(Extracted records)
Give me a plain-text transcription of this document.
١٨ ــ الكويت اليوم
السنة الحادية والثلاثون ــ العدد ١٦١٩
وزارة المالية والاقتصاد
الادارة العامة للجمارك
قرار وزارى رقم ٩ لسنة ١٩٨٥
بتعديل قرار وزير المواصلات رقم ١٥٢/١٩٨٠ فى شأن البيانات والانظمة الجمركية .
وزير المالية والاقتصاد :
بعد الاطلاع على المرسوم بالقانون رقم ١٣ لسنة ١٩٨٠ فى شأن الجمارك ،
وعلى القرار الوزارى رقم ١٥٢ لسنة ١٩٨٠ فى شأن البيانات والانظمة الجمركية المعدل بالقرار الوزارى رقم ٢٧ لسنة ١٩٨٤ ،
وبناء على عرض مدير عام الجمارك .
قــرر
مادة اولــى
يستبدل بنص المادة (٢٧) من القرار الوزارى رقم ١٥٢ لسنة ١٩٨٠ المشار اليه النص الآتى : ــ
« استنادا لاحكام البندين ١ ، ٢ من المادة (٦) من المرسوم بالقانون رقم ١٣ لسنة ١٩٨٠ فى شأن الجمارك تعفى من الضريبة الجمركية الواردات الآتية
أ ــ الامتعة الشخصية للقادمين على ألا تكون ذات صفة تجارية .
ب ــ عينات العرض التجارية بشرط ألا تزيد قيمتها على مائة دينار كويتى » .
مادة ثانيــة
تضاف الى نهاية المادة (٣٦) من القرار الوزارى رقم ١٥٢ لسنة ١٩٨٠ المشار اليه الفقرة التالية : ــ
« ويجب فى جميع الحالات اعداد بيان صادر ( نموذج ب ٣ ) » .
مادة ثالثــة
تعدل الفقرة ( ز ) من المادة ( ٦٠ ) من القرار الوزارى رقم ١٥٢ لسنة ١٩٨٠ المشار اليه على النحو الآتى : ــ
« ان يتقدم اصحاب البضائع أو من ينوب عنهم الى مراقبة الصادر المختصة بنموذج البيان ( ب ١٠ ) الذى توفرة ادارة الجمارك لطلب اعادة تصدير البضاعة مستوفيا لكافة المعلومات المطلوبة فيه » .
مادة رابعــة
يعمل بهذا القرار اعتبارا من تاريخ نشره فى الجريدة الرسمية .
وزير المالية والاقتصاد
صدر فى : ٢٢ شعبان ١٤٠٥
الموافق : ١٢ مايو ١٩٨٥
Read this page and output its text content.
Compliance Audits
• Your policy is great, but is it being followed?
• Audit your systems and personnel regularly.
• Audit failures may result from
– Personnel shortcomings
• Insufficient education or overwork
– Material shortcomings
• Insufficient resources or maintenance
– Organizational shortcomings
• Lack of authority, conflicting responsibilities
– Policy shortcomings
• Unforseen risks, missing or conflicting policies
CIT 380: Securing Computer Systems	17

• DIRECTIVE: Each line of the material above needs to be quoted exactly, please.

• CORRECT ANSWER:
Give me a plain-text transcription of this document.
١٨ ــ الكويت اليوم
السنة الحادية والثلاثون ــ العدد ١٦١٩
وزارة المالية والاقتصاد
الادارة العامة للجمارك
قرار وزارى رقم ٩ لسنة ١٩٨٥
بتعديل قرار وزير المواصلات رقم ١٥٢/١٩٨٠ فى شأن البيانات والانظمة الجمركية .
وزير المالية والاقتصاد :
بعد الاطلاع على المرسوم بالقانون رقم ١٣ لسنة ١٩٨٠ فى شأن الجمارك ،
وعلى القرار الوزارى رقم ١٥٢ لسنة ١٩٨٠ فى شأن البيانات والانظمة الجمركية المعدل بالقرار الوزارى رقم ٢٧ لسنة ١٩٨٤ ،
وبناء على عرض مدير عام الجمارك .
قــرر
مادة اولــى
يستبدل بنص المادة (٢٧) من القرار الوزارى رقم ١٥٢ لسنة ١٩٨٠ المشار اليه النص الآتى : ــ
« استنادا لاحكام البندين ١ ، ٢ من المادة (٦) من المرسوم بالقانون رقم ١٣ لسنة ١٩٨٠ فى شأن الجمارك تعفى من الضريبة الجمركية الواردات الآتية
أ ــ الامتعة الشخصية للقادمين على ألا تكون ذات صفة تجارية .
ب ــ عينات العرض التجارية بشرط ألا تزيد قيمتها على مائة دينار كويتى » .
مادة ثانيــة
تضاف الى نهاية المادة (٣٦) من القرار الوزارى رقم ١٥٢ لسنة ١٩٨٠ المشار اليه الفقرة التالية : ــ
« ويجب فى جميع الحالات اعداد بيان صادر ( نموذج ب ٣ ) » .
مادة ثالثــة
تعدل الفقرة ( ز ) من المادة ( ٦٠ ) من القرار الوزارى رقم ١٥٢ لسنة ١٩٨٠ المشار اليه على النحو الآتى : ــ
« ان يتقدم اصحاب البضائع أو من ينوب عنهم الى مراقبة الصادر المختصة بنموذج البيان ( ب ١٠ ) الذى توفرة ادارة الجمارك لطلب اعادة تصدير البضاعة مستوفيا لكافة المعلومات المطلوبة فيه » .
مادة رابعــة
يعمل بهذا القرار اعتبارا من تاريخ نشره فى الجريدة الرسمية .
وزير المالية والاقتصاد
صدر فى : ٢٢ شعبان ١٤٠٥
الموافق : ١٢ مايو ١٩٨٥
Read this page and output its text content.
Compliance Audits
• Your policy is great, but is it being followed?
• Audit your systems and personnel regularly.
• Audit failures may result from
– Personnel shortcomings
• Insufficient education or overwork
– Material shortcomings
• Insufficient resources or maintenance
– Organizational shortcomings
• Lack of authority, conflicting responsibilities
– Policy shortcomings
• Unforseen risks, missing or conflicting policies
CIT 380: Securing Computer Systems	17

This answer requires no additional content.